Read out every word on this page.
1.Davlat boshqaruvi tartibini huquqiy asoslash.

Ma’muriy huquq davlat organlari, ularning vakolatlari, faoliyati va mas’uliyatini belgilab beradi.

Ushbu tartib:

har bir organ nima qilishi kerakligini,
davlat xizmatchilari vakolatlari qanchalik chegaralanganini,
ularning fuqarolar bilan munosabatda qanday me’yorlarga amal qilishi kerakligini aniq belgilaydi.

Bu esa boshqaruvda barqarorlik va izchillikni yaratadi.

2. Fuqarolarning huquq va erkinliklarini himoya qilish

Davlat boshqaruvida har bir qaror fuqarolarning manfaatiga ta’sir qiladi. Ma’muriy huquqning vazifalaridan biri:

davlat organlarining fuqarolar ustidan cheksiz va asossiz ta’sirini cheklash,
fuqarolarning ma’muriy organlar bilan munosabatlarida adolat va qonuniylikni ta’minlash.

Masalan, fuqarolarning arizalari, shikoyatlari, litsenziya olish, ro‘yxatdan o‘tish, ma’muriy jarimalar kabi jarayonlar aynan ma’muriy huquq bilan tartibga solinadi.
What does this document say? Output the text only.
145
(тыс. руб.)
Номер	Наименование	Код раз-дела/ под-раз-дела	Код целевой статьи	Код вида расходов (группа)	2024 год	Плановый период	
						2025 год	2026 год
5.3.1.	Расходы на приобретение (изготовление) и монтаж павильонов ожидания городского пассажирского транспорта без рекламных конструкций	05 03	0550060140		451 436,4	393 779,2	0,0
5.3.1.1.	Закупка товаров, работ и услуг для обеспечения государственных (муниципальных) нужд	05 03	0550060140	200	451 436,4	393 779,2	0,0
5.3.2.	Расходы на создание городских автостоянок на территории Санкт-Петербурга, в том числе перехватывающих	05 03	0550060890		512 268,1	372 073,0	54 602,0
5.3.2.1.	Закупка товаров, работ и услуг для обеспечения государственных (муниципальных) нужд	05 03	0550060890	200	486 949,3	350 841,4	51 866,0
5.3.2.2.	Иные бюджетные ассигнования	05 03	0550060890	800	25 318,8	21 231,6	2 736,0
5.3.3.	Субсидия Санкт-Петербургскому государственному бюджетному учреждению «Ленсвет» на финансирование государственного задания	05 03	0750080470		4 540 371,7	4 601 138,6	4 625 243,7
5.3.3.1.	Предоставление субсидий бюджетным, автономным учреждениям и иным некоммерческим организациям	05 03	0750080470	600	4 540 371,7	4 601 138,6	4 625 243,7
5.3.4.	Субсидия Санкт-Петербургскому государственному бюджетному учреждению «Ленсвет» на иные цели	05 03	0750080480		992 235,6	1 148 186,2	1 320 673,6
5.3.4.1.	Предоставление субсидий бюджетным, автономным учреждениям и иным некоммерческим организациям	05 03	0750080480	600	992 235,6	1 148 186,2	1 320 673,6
________
In the material above, show every line where the word "автономным" turns up.

5.3.3.1.	Предоставление субсидий бюджетным, автономным учреждениям и иным некоммерческим организациям	05 03	0750080470	600	4 540 371,7	4 601 138,6	4 625 243,7
5.3.4.1.	Предоставление субсидий бюджетным, автономным учреждениям и иным некоммерческим организациям	05 03	0750080480	600	992 235,6	1 148 186,2	1 320 673,6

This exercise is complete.